* **WHAT IS ASKED**
Find each line with the string "author" and copy it.

┌──

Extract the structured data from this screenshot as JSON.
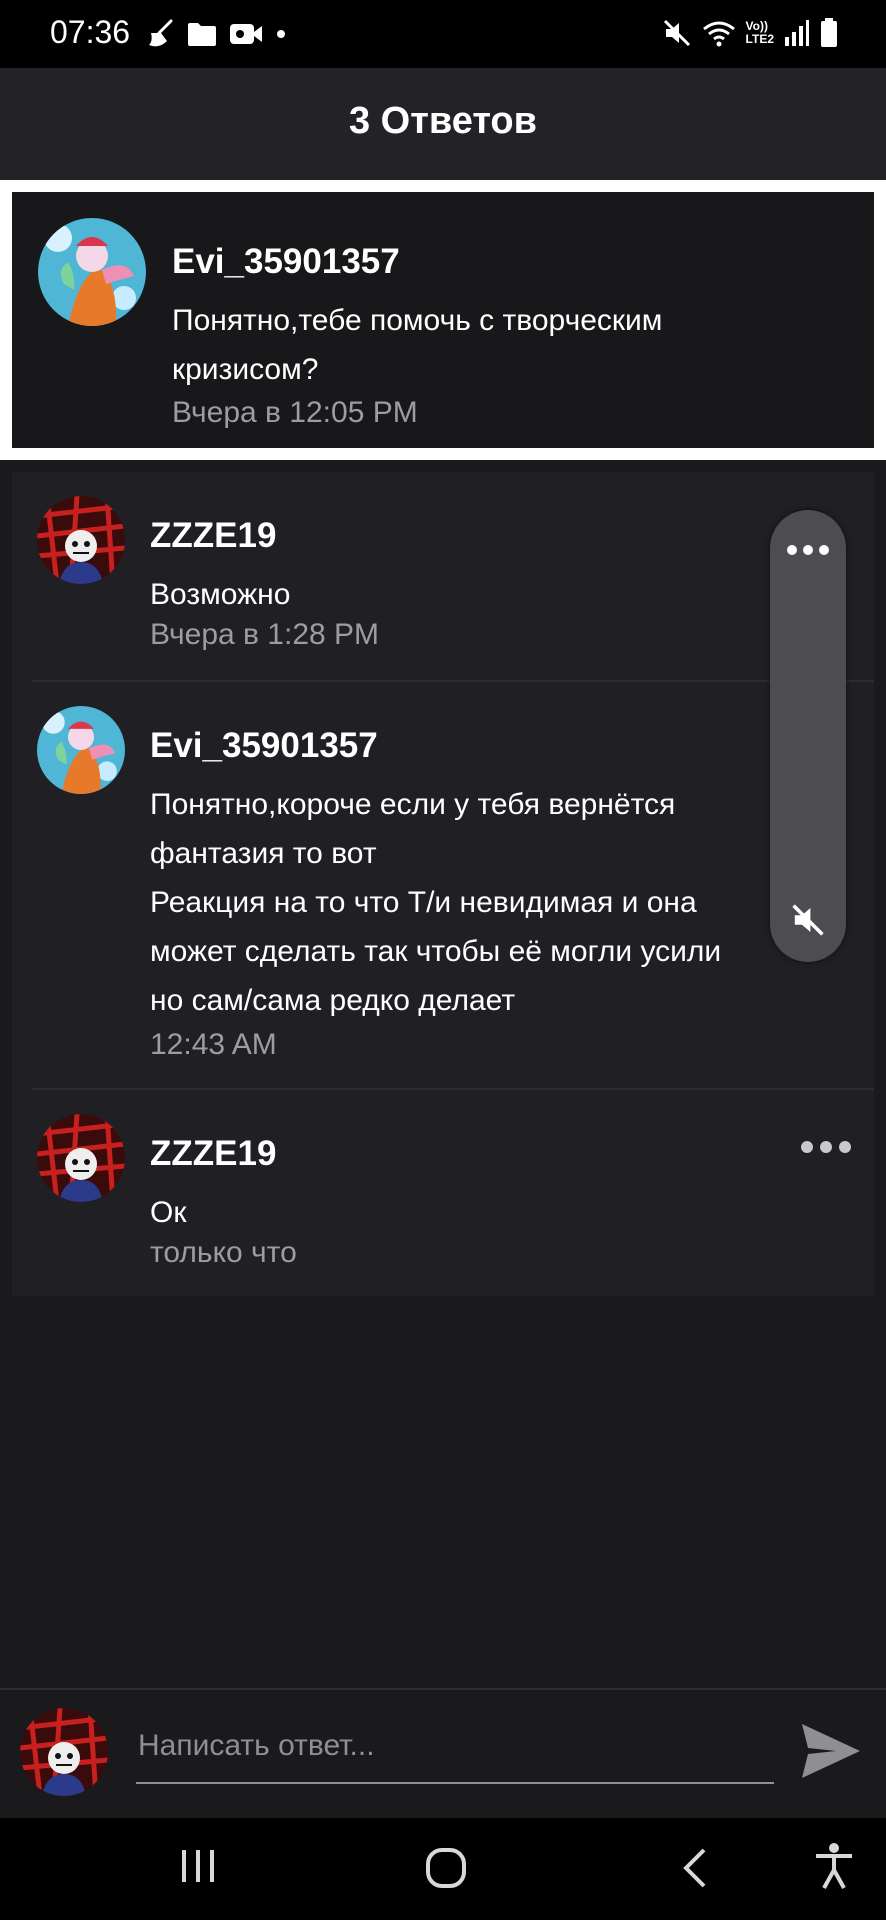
{
  "status_bar": {
    "time": "07:36",
    "left_icons": [
      "broom-icon",
      "folder-icon",
      "video-camera-icon",
      "dot-icon"
    ],
    "right_icons": [
      "mute-icon",
      "wifi-icon",
      "volte-icon",
      "signal-icon",
      "battery-icon"
    ],
    "volte_label_top": "Vo))",
    "volte_label_bottom": "LTE2"
  },
  "header": {
    "title": "3 Ответов"
  },
  "parent_comment": {
    "author": "Evi_35901357",
    "text_line1": "Понятно,тебе помочь с творческим",
    "text_line2": "кризисом?",
    "time": "Вчера в 12:05 PM"
  },
  "replies": [
    {
      "author": "ZZZE19",
      "lines": [
        "Возможно"
      ],
      "time": "Вчера в 1:28 PM"
    },
    {
      "author": "Evi_35901357",
      "lines": [
        "Понятно,короче если у тебя вернётся",
        "фантазия то вот",
        "Реакция на то что Т/и невидимая и она",
        "может сделать так чтобы её могли усили",
        "но сам/сама редко делает"
      ],
      "time": "12:43 AM"
    },
    {
      "author": "ZZZE19",
      "lines": [
        "Ок"
      ],
      "time": "только что"
    }
  ],
  "composer": {
    "placeholder": "Написать ответ..."
  },
  "colors": {
    "background": "#1a191c",
    "header": "#232226",
    "card": "#201f23",
    "secondary_text": "#9d9ca1"
  }
}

└──

* **FINISHED EXERCISE**
    "author": "Evi_35901357",
      "author": "ZZZE19",
      "author": "Evi_35901357",
      "author": "ZZZE19",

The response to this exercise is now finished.